--- START OF RECORDED INFORMATION ---

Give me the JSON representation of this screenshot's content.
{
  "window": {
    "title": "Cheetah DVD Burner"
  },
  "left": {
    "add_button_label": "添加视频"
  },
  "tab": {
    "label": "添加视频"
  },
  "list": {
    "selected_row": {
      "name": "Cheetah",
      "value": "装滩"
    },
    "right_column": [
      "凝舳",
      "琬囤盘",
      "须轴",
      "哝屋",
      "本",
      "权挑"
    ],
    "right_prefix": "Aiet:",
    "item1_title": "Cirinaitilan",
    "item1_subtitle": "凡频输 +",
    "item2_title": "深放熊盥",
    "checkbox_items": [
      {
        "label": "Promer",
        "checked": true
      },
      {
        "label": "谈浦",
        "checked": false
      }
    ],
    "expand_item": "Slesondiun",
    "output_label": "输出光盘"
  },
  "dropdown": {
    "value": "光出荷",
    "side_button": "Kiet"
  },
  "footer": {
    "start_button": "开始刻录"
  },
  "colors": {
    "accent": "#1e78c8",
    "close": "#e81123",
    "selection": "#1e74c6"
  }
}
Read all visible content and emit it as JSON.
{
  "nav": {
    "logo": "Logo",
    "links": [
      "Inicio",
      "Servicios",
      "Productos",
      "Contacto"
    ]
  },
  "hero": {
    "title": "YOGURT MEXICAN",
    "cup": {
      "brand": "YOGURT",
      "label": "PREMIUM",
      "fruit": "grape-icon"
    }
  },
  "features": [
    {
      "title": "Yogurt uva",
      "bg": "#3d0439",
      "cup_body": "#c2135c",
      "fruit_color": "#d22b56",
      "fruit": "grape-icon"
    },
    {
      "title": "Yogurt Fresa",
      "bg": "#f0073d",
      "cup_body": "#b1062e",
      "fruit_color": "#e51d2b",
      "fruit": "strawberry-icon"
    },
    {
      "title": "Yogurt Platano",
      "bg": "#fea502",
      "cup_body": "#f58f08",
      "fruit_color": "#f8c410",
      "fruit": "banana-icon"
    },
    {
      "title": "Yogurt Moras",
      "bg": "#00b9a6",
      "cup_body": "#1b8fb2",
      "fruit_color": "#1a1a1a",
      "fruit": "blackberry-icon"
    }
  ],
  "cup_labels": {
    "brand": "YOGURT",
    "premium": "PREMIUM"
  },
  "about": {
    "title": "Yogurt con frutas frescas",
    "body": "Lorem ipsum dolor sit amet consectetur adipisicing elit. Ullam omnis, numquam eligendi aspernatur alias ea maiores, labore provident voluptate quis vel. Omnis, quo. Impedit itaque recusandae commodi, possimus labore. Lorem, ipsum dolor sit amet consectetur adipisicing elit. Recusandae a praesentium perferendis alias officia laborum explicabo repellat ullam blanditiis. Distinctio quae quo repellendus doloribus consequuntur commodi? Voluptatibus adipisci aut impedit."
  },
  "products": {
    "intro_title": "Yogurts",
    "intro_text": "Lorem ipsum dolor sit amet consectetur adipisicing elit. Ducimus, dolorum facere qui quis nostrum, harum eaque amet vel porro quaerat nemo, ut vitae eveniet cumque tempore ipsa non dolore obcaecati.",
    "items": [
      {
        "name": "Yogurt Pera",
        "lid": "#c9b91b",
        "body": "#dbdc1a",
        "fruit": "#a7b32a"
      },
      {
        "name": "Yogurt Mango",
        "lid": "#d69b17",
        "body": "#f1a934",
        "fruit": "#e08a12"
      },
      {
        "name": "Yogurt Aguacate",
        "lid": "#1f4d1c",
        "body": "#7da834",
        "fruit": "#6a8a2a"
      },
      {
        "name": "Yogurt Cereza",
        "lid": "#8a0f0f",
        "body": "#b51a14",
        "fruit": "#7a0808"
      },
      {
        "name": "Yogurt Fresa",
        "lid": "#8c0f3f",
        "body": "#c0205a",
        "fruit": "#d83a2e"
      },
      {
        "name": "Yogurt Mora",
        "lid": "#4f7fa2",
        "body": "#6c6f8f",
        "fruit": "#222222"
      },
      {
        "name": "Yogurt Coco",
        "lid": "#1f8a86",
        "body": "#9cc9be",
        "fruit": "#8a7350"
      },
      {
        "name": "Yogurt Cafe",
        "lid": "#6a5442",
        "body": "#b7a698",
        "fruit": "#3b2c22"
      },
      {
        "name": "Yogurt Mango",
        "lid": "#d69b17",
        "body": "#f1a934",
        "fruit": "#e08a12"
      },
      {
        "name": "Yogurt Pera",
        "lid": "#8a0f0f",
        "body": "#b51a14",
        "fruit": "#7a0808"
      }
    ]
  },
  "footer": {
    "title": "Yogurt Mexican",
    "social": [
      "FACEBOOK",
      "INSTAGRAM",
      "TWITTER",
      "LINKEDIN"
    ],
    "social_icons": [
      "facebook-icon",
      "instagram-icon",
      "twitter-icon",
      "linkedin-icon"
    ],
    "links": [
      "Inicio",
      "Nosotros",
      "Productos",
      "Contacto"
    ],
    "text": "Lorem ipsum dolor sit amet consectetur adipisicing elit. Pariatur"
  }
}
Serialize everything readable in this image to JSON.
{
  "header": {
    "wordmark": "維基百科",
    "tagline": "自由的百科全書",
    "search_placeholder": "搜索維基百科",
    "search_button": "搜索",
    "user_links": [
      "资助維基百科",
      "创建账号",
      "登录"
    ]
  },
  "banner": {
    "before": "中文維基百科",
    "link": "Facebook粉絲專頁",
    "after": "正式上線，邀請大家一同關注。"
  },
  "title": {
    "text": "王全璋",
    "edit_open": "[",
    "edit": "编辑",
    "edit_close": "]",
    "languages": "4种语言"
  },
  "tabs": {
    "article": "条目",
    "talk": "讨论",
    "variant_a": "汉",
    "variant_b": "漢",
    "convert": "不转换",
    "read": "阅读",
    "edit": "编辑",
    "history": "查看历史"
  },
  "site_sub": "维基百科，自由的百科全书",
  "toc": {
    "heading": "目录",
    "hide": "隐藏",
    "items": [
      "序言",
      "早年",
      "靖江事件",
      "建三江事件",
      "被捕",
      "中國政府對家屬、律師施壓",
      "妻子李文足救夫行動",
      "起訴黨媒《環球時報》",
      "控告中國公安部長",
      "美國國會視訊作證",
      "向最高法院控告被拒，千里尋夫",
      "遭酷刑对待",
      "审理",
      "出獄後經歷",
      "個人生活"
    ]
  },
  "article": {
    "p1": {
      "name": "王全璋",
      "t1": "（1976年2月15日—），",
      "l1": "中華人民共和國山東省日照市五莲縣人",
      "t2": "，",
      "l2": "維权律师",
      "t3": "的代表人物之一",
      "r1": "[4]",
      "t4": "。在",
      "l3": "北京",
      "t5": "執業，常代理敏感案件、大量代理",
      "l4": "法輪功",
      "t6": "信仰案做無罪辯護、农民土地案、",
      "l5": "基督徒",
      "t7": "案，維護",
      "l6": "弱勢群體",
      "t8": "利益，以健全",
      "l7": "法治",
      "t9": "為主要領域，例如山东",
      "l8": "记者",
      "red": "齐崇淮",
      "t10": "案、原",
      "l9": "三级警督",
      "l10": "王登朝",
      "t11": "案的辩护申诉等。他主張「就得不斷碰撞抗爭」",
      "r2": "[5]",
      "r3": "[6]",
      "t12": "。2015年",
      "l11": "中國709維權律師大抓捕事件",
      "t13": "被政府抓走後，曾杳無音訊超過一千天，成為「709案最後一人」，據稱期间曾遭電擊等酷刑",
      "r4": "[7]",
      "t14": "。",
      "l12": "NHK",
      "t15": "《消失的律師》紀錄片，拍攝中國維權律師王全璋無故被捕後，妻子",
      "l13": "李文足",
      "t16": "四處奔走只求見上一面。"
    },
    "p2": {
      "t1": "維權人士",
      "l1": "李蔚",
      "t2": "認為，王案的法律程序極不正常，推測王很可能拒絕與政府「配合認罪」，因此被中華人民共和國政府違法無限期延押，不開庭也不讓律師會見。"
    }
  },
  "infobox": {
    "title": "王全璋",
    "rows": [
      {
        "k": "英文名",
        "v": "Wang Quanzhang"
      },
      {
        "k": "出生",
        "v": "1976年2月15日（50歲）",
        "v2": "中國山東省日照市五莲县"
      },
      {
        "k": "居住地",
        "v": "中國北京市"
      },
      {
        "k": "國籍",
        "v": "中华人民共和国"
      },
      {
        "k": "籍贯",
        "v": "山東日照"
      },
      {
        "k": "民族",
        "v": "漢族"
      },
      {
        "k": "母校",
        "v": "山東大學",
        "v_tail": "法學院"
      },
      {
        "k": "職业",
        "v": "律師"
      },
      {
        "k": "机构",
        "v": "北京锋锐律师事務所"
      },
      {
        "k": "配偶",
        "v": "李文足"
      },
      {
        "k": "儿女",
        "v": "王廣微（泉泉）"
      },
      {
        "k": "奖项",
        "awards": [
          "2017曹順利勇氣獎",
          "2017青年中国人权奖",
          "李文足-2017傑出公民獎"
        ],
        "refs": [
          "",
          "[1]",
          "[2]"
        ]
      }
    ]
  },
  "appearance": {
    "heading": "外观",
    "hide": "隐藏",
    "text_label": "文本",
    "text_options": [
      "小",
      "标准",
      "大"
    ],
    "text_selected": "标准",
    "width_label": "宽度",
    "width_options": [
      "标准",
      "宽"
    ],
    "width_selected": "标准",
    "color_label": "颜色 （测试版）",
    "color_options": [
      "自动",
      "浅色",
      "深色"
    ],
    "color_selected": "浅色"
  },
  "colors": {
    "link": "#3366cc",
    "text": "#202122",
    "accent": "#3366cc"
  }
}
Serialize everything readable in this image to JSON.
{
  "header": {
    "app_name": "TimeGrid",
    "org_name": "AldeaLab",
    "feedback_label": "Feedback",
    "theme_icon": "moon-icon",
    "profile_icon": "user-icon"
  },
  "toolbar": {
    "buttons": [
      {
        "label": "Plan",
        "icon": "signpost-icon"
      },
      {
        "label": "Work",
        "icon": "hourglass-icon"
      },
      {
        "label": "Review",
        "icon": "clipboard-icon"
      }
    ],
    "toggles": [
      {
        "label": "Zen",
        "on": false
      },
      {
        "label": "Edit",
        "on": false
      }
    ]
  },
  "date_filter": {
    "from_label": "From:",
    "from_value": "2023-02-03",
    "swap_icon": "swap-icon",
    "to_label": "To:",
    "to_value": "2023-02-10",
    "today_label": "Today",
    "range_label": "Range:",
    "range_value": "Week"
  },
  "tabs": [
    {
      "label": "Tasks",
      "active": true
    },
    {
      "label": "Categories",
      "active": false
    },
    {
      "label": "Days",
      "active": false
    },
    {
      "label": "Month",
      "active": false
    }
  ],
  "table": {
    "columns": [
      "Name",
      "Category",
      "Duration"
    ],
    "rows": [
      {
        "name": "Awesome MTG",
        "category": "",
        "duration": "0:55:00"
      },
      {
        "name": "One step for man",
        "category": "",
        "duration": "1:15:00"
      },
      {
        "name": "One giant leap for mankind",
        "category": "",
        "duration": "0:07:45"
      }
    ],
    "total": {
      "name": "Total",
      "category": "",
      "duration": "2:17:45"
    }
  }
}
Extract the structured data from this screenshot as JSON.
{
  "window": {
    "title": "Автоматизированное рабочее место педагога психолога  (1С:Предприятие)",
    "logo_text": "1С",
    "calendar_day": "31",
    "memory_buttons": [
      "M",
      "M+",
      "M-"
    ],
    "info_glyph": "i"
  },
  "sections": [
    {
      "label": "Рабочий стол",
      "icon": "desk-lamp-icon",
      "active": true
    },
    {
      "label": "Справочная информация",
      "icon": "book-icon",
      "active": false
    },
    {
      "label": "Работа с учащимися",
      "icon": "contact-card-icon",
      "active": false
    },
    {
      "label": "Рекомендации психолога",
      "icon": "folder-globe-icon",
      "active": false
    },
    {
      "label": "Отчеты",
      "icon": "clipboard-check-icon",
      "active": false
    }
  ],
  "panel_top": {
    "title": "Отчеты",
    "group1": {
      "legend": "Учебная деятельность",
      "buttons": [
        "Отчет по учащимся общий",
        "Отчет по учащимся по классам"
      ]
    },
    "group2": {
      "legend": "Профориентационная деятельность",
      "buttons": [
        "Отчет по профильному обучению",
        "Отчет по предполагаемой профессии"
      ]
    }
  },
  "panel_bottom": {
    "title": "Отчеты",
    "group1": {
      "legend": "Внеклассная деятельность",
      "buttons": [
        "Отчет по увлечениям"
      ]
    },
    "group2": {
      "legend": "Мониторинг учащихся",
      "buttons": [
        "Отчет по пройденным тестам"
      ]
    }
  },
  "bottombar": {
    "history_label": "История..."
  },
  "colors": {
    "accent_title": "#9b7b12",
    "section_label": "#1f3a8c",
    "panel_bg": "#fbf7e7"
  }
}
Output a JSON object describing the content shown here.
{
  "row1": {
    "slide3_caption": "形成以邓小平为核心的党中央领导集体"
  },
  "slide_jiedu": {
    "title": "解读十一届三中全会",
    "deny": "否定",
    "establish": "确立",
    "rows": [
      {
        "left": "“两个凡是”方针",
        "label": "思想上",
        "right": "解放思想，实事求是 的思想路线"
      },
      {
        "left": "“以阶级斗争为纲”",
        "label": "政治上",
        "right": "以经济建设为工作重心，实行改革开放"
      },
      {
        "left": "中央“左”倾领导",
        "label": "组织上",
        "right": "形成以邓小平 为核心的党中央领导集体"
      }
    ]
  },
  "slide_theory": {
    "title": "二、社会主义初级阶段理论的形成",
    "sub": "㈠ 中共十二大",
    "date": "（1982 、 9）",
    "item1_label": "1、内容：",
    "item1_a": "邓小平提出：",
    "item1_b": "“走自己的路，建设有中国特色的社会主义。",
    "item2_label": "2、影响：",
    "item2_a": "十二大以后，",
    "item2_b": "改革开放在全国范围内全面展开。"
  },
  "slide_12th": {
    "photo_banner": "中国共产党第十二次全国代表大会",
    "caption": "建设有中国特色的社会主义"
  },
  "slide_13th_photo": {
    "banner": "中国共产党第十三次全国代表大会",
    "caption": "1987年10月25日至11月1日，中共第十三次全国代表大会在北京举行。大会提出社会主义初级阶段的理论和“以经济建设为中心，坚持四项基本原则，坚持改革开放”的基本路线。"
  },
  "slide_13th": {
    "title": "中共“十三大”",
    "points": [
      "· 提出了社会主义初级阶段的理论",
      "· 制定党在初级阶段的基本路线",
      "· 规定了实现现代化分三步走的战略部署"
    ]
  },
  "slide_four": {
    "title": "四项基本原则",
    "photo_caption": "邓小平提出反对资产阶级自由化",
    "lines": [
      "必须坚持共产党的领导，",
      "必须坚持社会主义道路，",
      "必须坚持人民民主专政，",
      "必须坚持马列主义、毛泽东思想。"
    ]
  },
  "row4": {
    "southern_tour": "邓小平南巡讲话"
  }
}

--- END OF RECORDED INFORMATION ---

• [WORK TO BE COMPLETED]: State, as a bare number, how many lines of the listing hold the word "amet".

• [EXERCISE ANSWER]: 3